> [STATED TASK]:
Tally every line featuring "annotation", then give that tally alone.

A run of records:
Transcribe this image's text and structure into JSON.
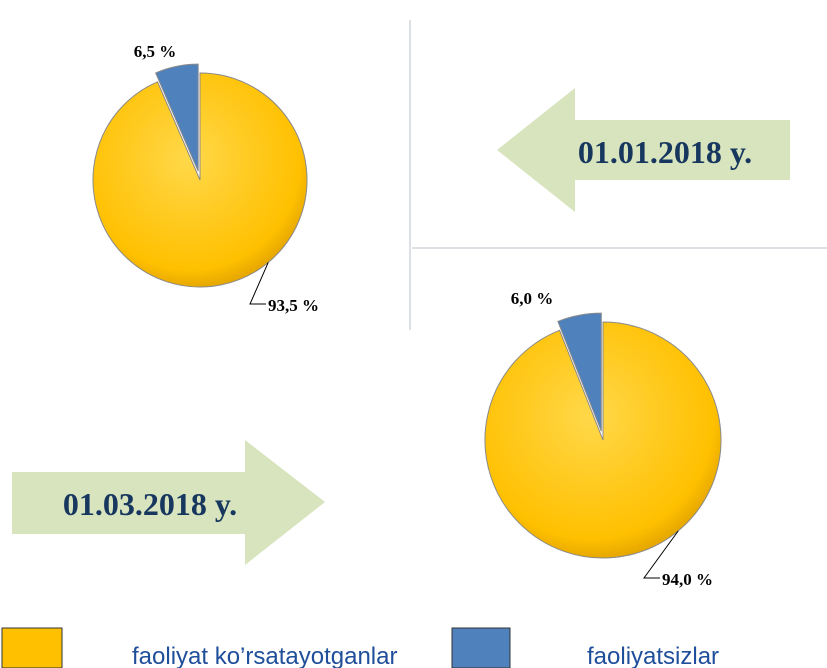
{
  "chart_data": [
    {
      "type": "pie",
      "annotation": "01.01.2018 y.",
      "values": [
        93.5,
        6.5
      ],
      "value_labels": [
        "93,5 %",
        "6,5 %"
      ]
    },
    {
      "type": "pie",
      "annotation": "01.03.2018 y.",
      "values": [
        94.0,
        6.0
      ],
      "value_labels": [
        "94,0 %",
        "6,0 %"
      ]
    }
  ],
  "legend": {
    "categories": [
      "faoliyat ko’rsatayotganlar",
      "faoliyatsizlar"
    ],
    "colors": [
      "#ffc000",
      "#4f81bd"
    ]
  }
}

> [RESULT OF THE EXERCISE]:
2